(AUFGABENSTELLUNG) Überarbeite die folgenden Zeilen, indem du überall „Circle shape“ durch „Circle“ ersetzt und alles Übrige unverändert lässt. Die Bilder gehören nicht in die Antwort.

Annotierte Elementauflistungen
^^^^

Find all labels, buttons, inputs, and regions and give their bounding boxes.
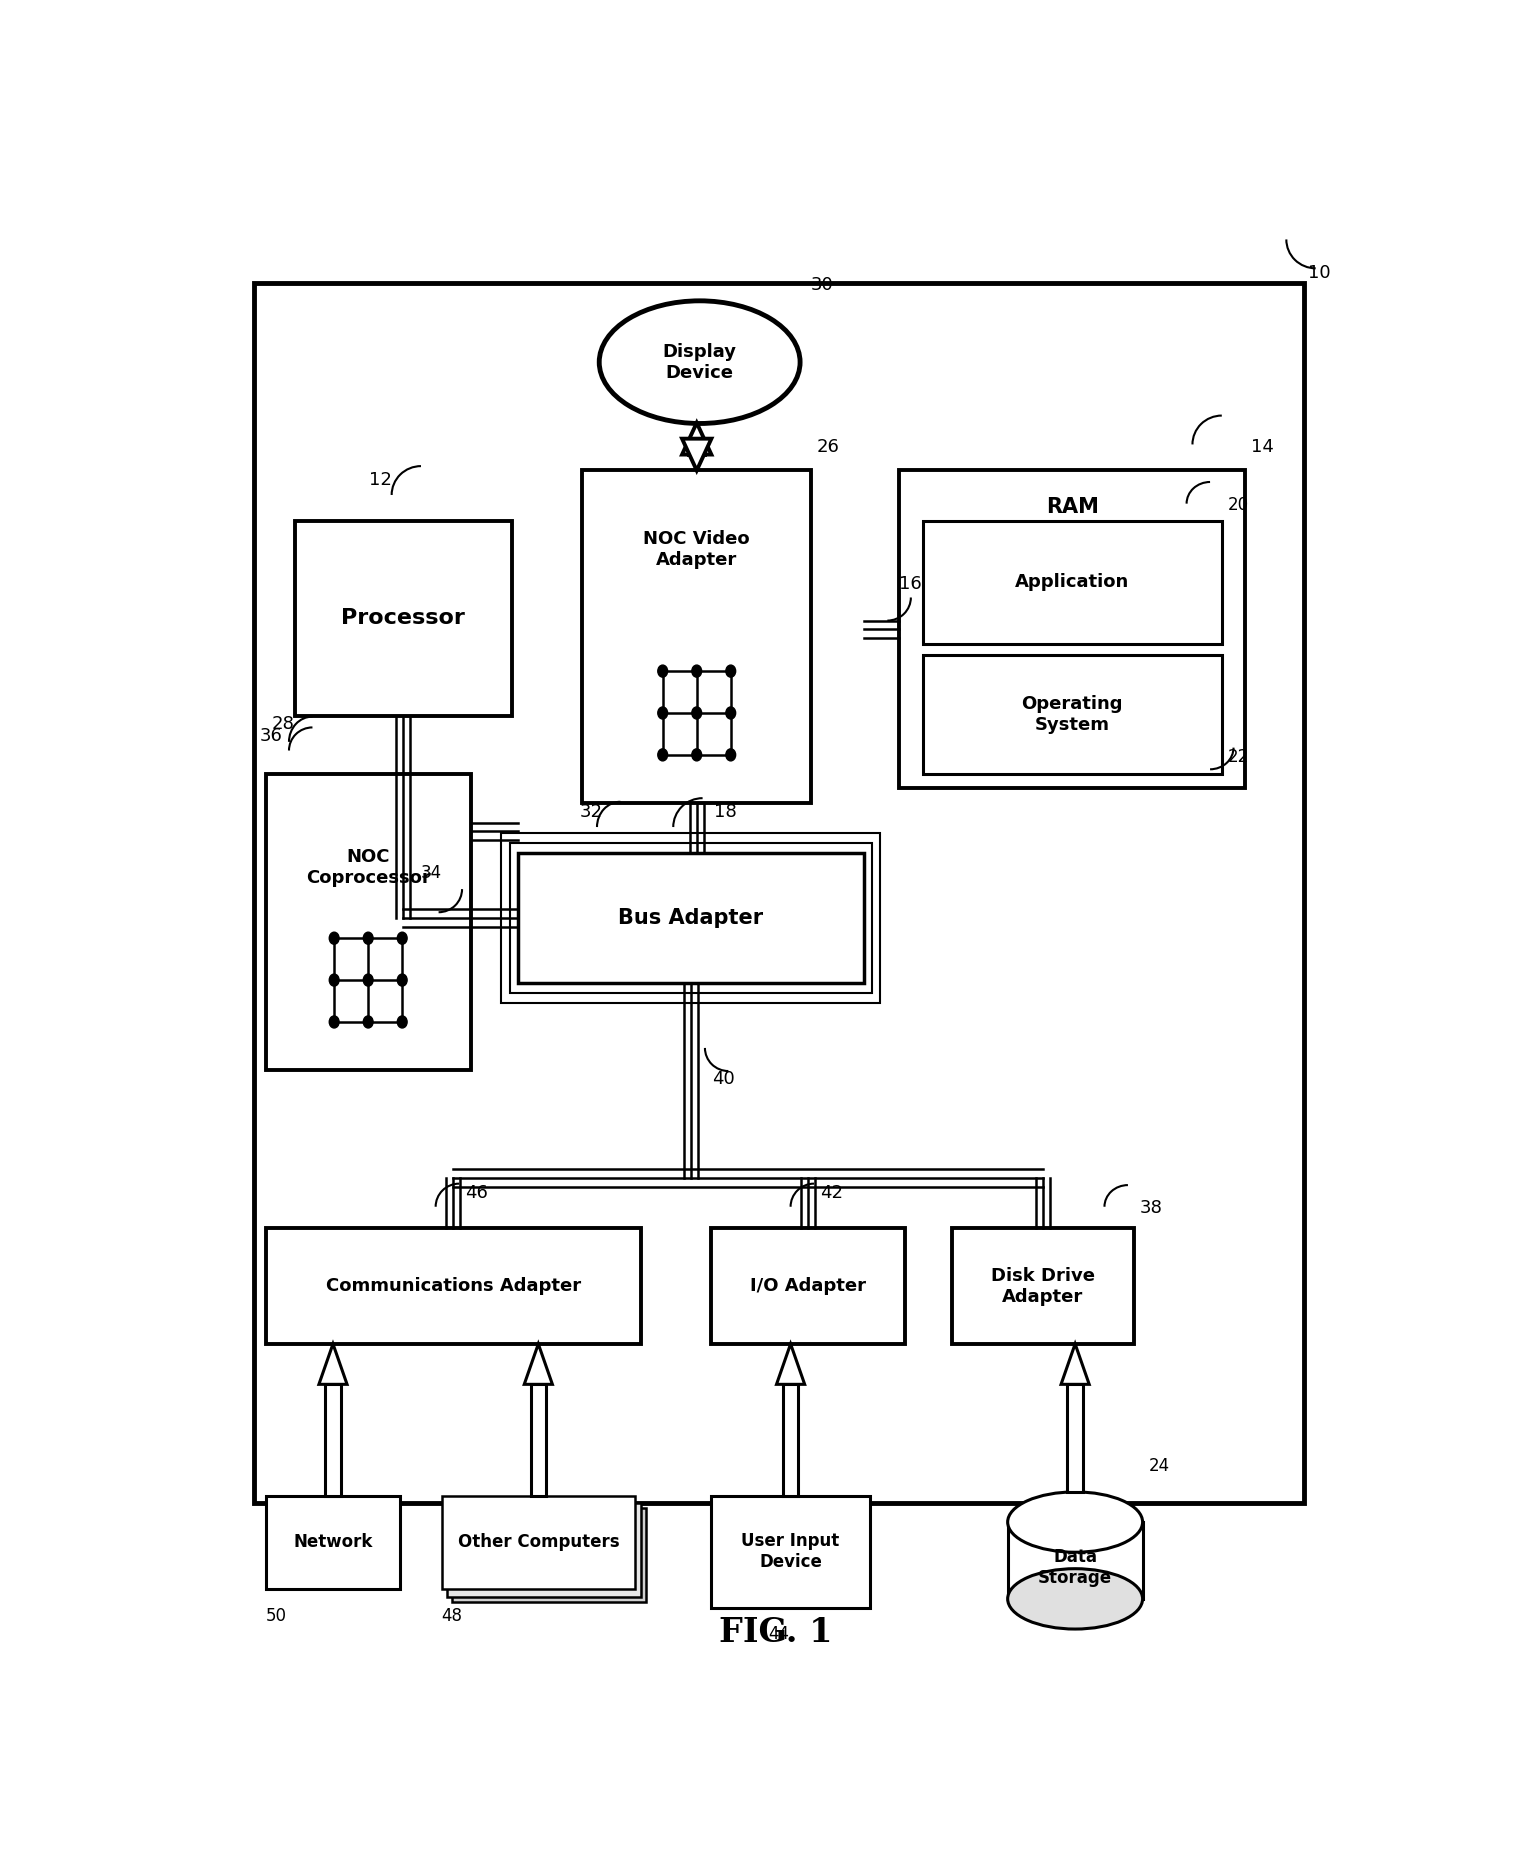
Circle shape — [329, 973, 339, 986]
Circle shape — [657, 666, 668, 677]
Bar — [922, 654, 1222, 774]
Circle shape — [725, 666, 736, 677]
Text: 38: 38 — [1140, 1198, 1163, 1217]
Circle shape — [329, 1016, 339, 1028]
Text: 20: 20 — [1228, 495, 1249, 514]
Text: I/O Adapter: I/O Adapter — [751, 1277, 866, 1296]
Text: 50: 50 — [265, 1607, 286, 1624]
Ellipse shape — [1008, 1569, 1143, 1629]
Bar — [518, 853, 864, 982]
Polygon shape — [1061, 1344, 1089, 1384]
Bar — [712, 1228, 905, 1344]
Text: 40: 40 — [712, 1069, 734, 1088]
Polygon shape — [777, 1344, 804, 1384]
Circle shape — [692, 666, 701, 677]
Text: 34: 34 — [421, 864, 442, 881]
Bar — [922, 521, 1222, 643]
Text: 12: 12 — [369, 471, 392, 489]
Text: 30: 30 — [812, 276, 834, 294]
Circle shape — [692, 707, 701, 718]
Bar — [453, 1509, 645, 1603]
Bar — [448, 1502, 640, 1596]
Bar — [530, 1384, 547, 1496]
Text: 10: 10 — [1308, 264, 1331, 281]
Bar — [510, 844, 872, 994]
Text: Operating
System: Operating System — [1022, 696, 1123, 733]
Circle shape — [397, 1016, 407, 1028]
Text: 22: 22 — [1228, 748, 1249, 767]
Circle shape — [725, 748, 736, 761]
Bar — [1008, 1522, 1143, 1599]
Bar — [583, 471, 812, 802]
Polygon shape — [681, 422, 712, 454]
Circle shape — [329, 932, 339, 945]
Circle shape — [692, 748, 701, 761]
Ellipse shape — [600, 302, 799, 422]
Text: Communications Adapter: Communications Adapter — [326, 1277, 581, 1296]
Text: Other Computers: Other Computers — [457, 1534, 619, 1551]
Bar — [501, 832, 880, 1003]
Text: Application: Application — [1014, 574, 1129, 591]
Text: 42: 42 — [821, 1185, 843, 1202]
Text: Data
Storage: Data Storage — [1039, 1549, 1113, 1586]
Text: Disk Drive
Adapter: Disk Drive Adapter — [990, 1268, 1095, 1305]
Bar — [265, 1496, 400, 1590]
Text: 32: 32 — [580, 802, 603, 821]
Polygon shape — [681, 439, 712, 471]
Bar — [899, 471, 1245, 788]
Text: 48: 48 — [442, 1607, 462, 1624]
Text: Bus Adapter: Bus Adapter — [618, 908, 763, 928]
Circle shape — [397, 973, 407, 986]
Bar — [783, 1384, 798, 1496]
Circle shape — [397, 932, 407, 945]
Text: 28: 28 — [271, 714, 294, 733]
Polygon shape — [524, 1344, 553, 1384]
Bar — [295, 521, 512, 716]
Circle shape — [657, 748, 668, 761]
Bar — [326, 1384, 341, 1496]
Bar — [254, 283, 1304, 1502]
Text: 44: 44 — [769, 1626, 789, 1642]
Text: RAM: RAM — [1046, 497, 1099, 516]
Ellipse shape — [600, 302, 799, 422]
Bar — [952, 1228, 1134, 1344]
Text: Display
Device: Display Device — [663, 343, 737, 381]
Circle shape — [657, 707, 668, 718]
Text: User Input
Device: User Input Device — [742, 1532, 840, 1571]
Text: 14: 14 — [1251, 439, 1273, 456]
Text: 36: 36 — [260, 728, 283, 744]
Text: NOC Video
Adapter: NOC Video Adapter — [643, 531, 749, 570]
Text: 24: 24 — [1149, 1457, 1170, 1474]
Bar — [265, 774, 471, 1069]
Text: 16: 16 — [899, 576, 922, 592]
Text: 26: 26 — [818, 439, 840, 456]
Bar — [689, 439, 706, 454]
Bar — [1067, 1384, 1083, 1492]
Text: 18: 18 — [715, 802, 737, 821]
Bar — [442, 1496, 636, 1590]
Circle shape — [363, 1016, 372, 1028]
Bar — [712, 1496, 871, 1609]
Text: NOC
Coprocessor: NOC Coprocessor — [306, 848, 430, 887]
Polygon shape — [319, 1344, 347, 1384]
Text: FIG. 1: FIG. 1 — [719, 1616, 833, 1648]
Bar — [265, 1228, 640, 1344]
Text: Network: Network — [294, 1534, 372, 1551]
Circle shape — [363, 932, 372, 945]
Text: Processor: Processor — [342, 608, 465, 628]
Circle shape — [363, 973, 372, 986]
Circle shape — [725, 707, 736, 718]
Text: 46: 46 — [465, 1185, 488, 1202]
Ellipse shape — [1008, 1492, 1143, 1552]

^^^^

(RICHTIGE ANTWORT)
Find all labels, buttons, inputs, and regions and give their bounding boxes.
Circle — [329, 973, 339, 986]
Circle — [657, 666, 668, 677]
Bar — [922, 654, 1222, 774]
Circle — [725, 666, 736, 677]
Text: 38: 38 — [1140, 1198, 1163, 1217]
Circle — [329, 1016, 339, 1028]
Text: 20: 20 — [1228, 495, 1249, 514]
Text: I/O Adapter: I/O Adapter — [751, 1277, 866, 1296]
Text: 50: 50 — [265, 1607, 286, 1624]
Ellipse shape — [1008, 1569, 1143, 1629]
Bar — [518, 853, 864, 982]
Polygon shape — [1061, 1344, 1089, 1384]
Bar — [712, 1228, 905, 1344]
Text: 40: 40 — [712, 1069, 734, 1088]
Polygon shape — [777, 1344, 804, 1384]
Circle — [692, 666, 701, 677]
Text: 34: 34 — [421, 864, 442, 881]
Bar — [922, 521, 1222, 643]
Text: 12: 12 — [369, 471, 392, 489]
Text: 30: 30 — [812, 276, 834, 294]
Circle — [692, 707, 701, 718]
Bar — [453, 1509, 645, 1603]
Bar — [448, 1502, 640, 1596]
Bar — [530, 1384, 547, 1496]
Text: 10: 10 — [1308, 264, 1331, 281]
Bar — [510, 844, 872, 994]
Text: Operating
System: Operating System — [1022, 696, 1123, 733]
Circle — [397, 1016, 407, 1028]
Text: 22: 22 — [1228, 748, 1249, 767]
Circle — [725, 748, 736, 761]
Bar — [1008, 1522, 1143, 1599]
Bar — [583, 471, 812, 802]
Polygon shape — [681, 422, 712, 454]
Circle — [329, 932, 339, 945]
Circle — [692, 748, 701, 761]
Ellipse shape — [600, 302, 799, 422]
Text: Communications Adapter: Communications Adapter — [326, 1277, 581, 1296]
Text: Other Computers: Other Computers — [457, 1534, 619, 1551]
Bar — [501, 832, 880, 1003]
Text: Application: Application — [1014, 574, 1129, 591]
Text: 42: 42 — [821, 1185, 843, 1202]
Text: Data
Storage: Data Storage — [1039, 1549, 1113, 1586]
Text: Disk Drive
Adapter: Disk Drive Adapter — [990, 1268, 1095, 1305]
Bar — [265, 1496, 400, 1590]
Text: 32: 32 — [580, 802, 603, 821]
Polygon shape — [681, 439, 712, 471]
Bar — [899, 471, 1245, 788]
Text: 48: 48 — [442, 1607, 462, 1624]
Text: Bus Adapter: Bus Adapter — [618, 908, 763, 928]
Circle — [397, 973, 407, 986]
Bar — [783, 1384, 798, 1496]
Circle — [397, 932, 407, 945]
Text: 28: 28 — [271, 714, 294, 733]
Polygon shape — [524, 1344, 553, 1384]
Bar — [295, 521, 512, 716]
Circle — [657, 748, 668, 761]
Bar — [326, 1384, 341, 1496]
Bar — [254, 283, 1304, 1502]
Text: 44: 44 — [769, 1626, 789, 1642]
Text: RAM: RAM — [1046, 497, 1099, 516]
Ellipse shape — [600, 302, 799, 422]
Bar — [952, 1228, 1134, 1344]
Text: Display
Device: Display Device — [663, 343, 737, 381]
Circle — [657, 707, 668, 718]
Text: User Input
Device: User Input Device — [742, 1532, 840, 1571]
Text: 14: 14 — [1251, 439, 1273, 456]
Text: 36: 36 — [260, 728, 283, 744]
Text: NOC Video
Adapter: NOC Video Adapter — [643, 531, 749, 570]
Text: 24: 24 — [1149, 1457, 1170, 1474]
Bar — [265, 774, 471, 1069]
Text: 16: 16 — [899, 576, 922, 592]
Text: 26: 26 — [818, 439, 840, 456]
Bar — [689, 439, 706, 454]
Bar — [1067, 1384, 1083, 1492]
Text: 18: 18 — [715, 802, 737, 821]
Bar — [442, 1496, 636, 1590]
Circle — [363, 1016, 372, 1028]
Bar — [712, 1496, 871, 1609]
Text: NOC
Coprocessor: NOC Coprocessor — [306, 848, 430, 887]
Polygon shape — [319, 1344, 347, 1384]
Text: FIG. 1: FIG. 1 — [719, 1616, 833, 1648]
Bar — [265, 1228, 640, 1344]
Text: Network: Network — [294, 1534, 372, 1551]
Circle — [363, 932, 372, 945]
Text: Processor: Processor — [342, 608, 465, 628]
Circle — [363, 973, 372, 986]
Circle — [725, 707, 736, 718]
Text: 46: 46 — [465, 1185, 488, 1202]
Ellipse shape — [1008, 1492, 1143, 1552]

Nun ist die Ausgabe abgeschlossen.